### [GOAL]
Type every record exactly as it appears.

### [Items from a dataset]
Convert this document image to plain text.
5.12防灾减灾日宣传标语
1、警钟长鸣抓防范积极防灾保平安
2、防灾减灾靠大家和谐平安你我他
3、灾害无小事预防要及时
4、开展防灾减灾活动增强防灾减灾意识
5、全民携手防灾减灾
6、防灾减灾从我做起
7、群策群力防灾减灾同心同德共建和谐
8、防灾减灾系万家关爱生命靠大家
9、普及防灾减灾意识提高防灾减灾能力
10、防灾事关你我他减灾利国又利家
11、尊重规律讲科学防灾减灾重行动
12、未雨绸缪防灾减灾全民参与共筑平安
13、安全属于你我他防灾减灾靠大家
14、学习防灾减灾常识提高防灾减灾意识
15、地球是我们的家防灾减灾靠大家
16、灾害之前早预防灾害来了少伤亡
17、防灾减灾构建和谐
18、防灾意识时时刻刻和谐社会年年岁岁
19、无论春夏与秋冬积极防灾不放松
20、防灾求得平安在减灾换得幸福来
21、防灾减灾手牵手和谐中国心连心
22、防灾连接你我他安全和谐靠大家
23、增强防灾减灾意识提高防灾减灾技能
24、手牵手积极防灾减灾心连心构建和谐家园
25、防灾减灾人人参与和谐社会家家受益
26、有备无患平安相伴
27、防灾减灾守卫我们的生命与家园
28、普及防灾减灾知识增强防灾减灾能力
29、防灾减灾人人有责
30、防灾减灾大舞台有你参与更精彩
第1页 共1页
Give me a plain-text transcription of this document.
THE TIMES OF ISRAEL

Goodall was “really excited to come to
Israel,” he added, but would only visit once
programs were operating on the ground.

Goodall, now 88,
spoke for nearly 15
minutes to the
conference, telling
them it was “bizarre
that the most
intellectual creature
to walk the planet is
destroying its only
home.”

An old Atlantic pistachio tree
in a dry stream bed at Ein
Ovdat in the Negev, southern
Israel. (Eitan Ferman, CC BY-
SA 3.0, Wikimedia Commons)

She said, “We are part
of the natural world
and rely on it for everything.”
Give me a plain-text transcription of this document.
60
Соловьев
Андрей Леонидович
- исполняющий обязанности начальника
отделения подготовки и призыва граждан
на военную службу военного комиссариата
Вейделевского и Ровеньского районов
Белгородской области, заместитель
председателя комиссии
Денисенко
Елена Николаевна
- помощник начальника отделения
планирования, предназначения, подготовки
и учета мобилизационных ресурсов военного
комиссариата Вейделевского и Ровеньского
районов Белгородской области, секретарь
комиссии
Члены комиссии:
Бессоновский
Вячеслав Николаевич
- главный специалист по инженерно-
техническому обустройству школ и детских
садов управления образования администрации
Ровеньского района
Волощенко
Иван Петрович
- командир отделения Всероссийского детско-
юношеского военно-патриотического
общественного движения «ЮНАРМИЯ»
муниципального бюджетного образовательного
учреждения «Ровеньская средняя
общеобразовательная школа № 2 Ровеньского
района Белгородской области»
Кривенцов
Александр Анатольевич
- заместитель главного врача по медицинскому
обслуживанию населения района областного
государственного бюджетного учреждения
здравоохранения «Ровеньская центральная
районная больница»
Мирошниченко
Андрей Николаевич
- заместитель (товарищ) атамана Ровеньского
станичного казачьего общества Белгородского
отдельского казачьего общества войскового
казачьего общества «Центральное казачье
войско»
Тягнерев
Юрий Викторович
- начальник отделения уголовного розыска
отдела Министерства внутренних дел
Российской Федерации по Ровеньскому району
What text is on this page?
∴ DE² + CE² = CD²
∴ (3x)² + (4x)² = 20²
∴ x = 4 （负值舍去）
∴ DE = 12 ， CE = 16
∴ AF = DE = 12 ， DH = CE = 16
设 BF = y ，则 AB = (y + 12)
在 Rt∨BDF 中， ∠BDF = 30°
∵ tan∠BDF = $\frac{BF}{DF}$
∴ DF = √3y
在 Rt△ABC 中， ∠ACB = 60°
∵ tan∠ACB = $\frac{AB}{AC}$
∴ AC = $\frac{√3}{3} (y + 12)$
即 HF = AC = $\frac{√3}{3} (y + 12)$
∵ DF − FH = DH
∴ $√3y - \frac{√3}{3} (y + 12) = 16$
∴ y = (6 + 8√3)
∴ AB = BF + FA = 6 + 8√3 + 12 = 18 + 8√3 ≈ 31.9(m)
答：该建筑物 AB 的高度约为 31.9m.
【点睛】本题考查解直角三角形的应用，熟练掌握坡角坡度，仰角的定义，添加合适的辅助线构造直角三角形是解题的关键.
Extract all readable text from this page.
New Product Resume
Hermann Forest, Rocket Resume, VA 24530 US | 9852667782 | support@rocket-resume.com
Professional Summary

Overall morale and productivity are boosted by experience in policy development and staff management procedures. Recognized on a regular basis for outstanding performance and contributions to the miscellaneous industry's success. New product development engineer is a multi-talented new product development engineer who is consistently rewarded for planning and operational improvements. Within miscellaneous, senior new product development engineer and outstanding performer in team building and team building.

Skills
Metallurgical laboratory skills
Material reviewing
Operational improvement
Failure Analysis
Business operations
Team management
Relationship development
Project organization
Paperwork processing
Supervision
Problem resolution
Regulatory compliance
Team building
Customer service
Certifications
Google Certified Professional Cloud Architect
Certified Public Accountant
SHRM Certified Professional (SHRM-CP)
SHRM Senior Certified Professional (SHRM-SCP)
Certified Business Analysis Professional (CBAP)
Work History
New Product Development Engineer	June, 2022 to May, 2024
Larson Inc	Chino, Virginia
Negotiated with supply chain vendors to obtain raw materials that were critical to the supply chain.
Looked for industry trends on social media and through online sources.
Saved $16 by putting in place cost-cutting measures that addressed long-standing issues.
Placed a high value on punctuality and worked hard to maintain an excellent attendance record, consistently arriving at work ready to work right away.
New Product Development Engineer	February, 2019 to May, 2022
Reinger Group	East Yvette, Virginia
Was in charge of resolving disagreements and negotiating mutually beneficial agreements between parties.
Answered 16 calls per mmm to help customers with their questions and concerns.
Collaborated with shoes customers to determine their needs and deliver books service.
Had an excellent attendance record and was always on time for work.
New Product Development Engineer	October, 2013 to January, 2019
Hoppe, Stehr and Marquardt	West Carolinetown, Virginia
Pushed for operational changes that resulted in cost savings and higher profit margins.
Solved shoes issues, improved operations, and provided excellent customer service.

### [CORRECT RESPONSE]
Convert this document image to plain text.
5.12防灾减灾日宣传标语
1、警钟长鸣抓防范积极防灾保平安
2、防灾减灾靠大家和谐平安你我他
3、灾害无小事预防要及时
4、开展防灾减灾活动增强防灾减灾意识
5、全民携手防灾减灾
6、防灾减灾从我做起
7、群策群力防灾减灾同心同德共建和谐
8、防灾减灾系万家关爱生命靠大家
9、普及防灾减灾意识提高防灾减灾能力
10、防灾事关你我他减灾利国又利家
11、尊重规律讲科学防灾减灾重行动
12、未雨绸缪防灾减灾全民参与共筑平安
13、安全属于你我他防灾减灾靠大家
14、学习防灾减灾常识提高防灾减灾意识
15、地球是我们的家防灾减灾靠大家
16、灾害之前早预防灾害来了少伤亡
17、防灾减灾构建和谐
18、防灾意识时时刻刻和谐社会年年岁岁
19、无论春夏与秋冬积极防灾不放松
20、防灾求得平安在减灾换得幸福来
21、防灾减灾手牵手和谐中国心连心
22、防灾连接你我他安全和谐靠大家
23、增强防灾减灾意识提高防灾减灾技能
24、手牵手积极防灾减灾心连心构建和谐家园
25、防灾减灾人人参与和谐社会家家受益
26、有备无患平安相伴
27、防灾减灾守卫我们的生命与家园
28、普及防灾减灾知识增强防灾减灾能力
29、防灾减灾人人有责
30、防灾减灾大舞台有你参与更精彩
第1页 共1页
Give me a plain-text transcription of this document.
THE TIMES OF ISRAEL

Goodall was “really excited to come to
Israel,” he added, but would only visit once
programs were operating on the ground.

Goodall, now 88,
spoke for nearly 15
minutes to the
conference, telling
them it was “bizarre
that the most
intellectual creature
to walk the planet is
destroying its only
home.”

An old Atlantic pistachio tree
in a dry stream bed at Ein
Ovdat in the Negev, southern
Israel. (Eitan Ferman, CC BY-
SA 3.0, Wikimedia Commons)

She said, “We are part
of the natural world
and rely on it for everything.”
Give me a plain-text transcription of this document.
60
Соловьев
Андрей Леонидович
- исполняющий обязанности начальника
отделения подготовки и призыва граждан
на военную службу военного комиссариата
Вейделевского и Ровеньского районов
Белгородской области, заместитель
председателя комиссии
Денисенко
Елена Николаевна
- помощник начальника отделения
планирования, предназначения, подготовки
и учета мобилизационных ресурсов военного
комиссариата Вейделевского и Ровеньского
районов Белгородской области, секретарь
комиссии
Члены комиссии:
Бессоновский
Вячеслав Николаевич
- главный специалист по инженерно-
техническому обустройству школ и детских
садов управления образования администрации
Ровеньского района
Волощенко
Иван Петрович
- командир отделения Всероссийского детско-
юношеского военно-патриотического
общественного движения «ЮНАРМИЯ»
муниципального бюджетного образовательного
учреждения «Ровеньская средняя
общеобразовательная школа № 2 Ровеньского
района Белгородской области»
Кривенцов
Александр Анатольевич
- заместитель главного врача по медицинскому
обслуживанию населения района областного
государственного бюджетного учреждения
здравоохранения «Ровеньская центральная
районная больница»
Мирошниченко
Андрей Николаевич
- заместитель (товарищ) атамана Ровеньского
станичного казачьего общества Белгородского
отдельского казачьего общества войскового
казачьего общества «Центральное казачье
войско»
Тягнерев
Юрий Викторович
- начальник отделения уголовного розыска
отдела Министерства внутренних дел
Российской Федерации по Ровеньскому району
What text is on this page?
∴ DE² + CE² = CD²
∴ (3x)² + (4x)² = 20²
∴ x = 4 （负值舍去）
∴ DE = 12 ， CE = 16
∴ AF = DE = 12 ， DH = CE = 16
设 BF = y ，则 AB = (y + 12)
在 Rt∨BDF 中， ∠BDF = 30°
∵ tan∠BDF = $\frac{BF}{DF}$
∴ DF = √3y
在 Rt△ABC 中， ∠ACB = 60°
∵ tan∠ACB = $\frac{AB}{AC}$
∴ AC = $\frac{√3}{3} (y + 12)$
即 HF = AC = $\frac{√3}{3} (y + 12)$
∵ DF − FH = DH
∴ $√3y - \frac{√3}{3} (y + 12) = 16$
∴ y = (6 + 8√3)
∴ AB = BF + FA = 6 + 8√3 + 12 = 18 + 8√3 ≈ 31.9(m)
答：该建筑物 AB 的高度约为 31.9m.
【点睛】本题考查解直角三角形的应用，熟练掌握坡角坡度，仰角的定义，添加合适的辅助线构造直角三角形是解题的关键.
Extract all readable text from this page.
New Product Resume
Hermann Forest, Rocket Resume, VA 24530 US | 9852667782 | support@rocket-resume.com
Professional Summary

Overall morale and productivity are boosted by experience in policy development and staff management procedures. Recognized on a regular basis for outstanding performance and contributions to the miscellaneous industry's success. New product development engineer is a multi-talented new product development engineer who is consistently rewarded for planning and operational improvements. Within miscellaneous, senior new product development engineer and outstanding performer in team building and team building.

Skills
Metallurgical laboratory skills
Material reviewing
Operational improvement
Failure Analysis
Business operations
Team management
Relationship development
Project organization
Paperwork processing
Supervision
Problem resolution
Regulatory compliance
Team building
Customer service
Certifications
Google Certified Professional Cloud Architect
Certified Public Accountant
SHRM Certified Professional (SHRM-CP)
SHRM Senior Certified Professional (SHRM-SCP)
Certified Business Analysis Professional (CBAP)
Work History
New Product Development Engineer	June, 2022 to May, 2024
Larson Inc	Chino, Virginia
Negotiated with supply chain vendors to obtain raw materials that were critical to the supply chain.
Looked for industry trends on social media and through online sources.
Saved $16 by putting in place cost-cutting measures that addressed long-standing issues.
Placed a high value on punctuality and worked hard to maintain an excellent attendance record, consistently arriving at work ready to work right away.
New Product Development Engineer	February, 2019 to May, 2022
Reinger Group	East Yvette, Virginia
Was in charge of resolving disagreements and negotiating mutually beneficial agreements between parties.
Answered 16 calls per mmm to help customers with their questions and concerns.
Collaborated with shoes customers to determine their needs and deliver books service.
Had an excellent attendance record and was always on time for work.
New Product Development Engineer	October, 2013 to January, 2019
Hoppe, Stehr and Marquardt	West Carolinetown, Virginia
Pushed for operational changes that resulted in cost savings and higher profit margins.
Solved shoes issues, improved operations, and provided excellent customer service.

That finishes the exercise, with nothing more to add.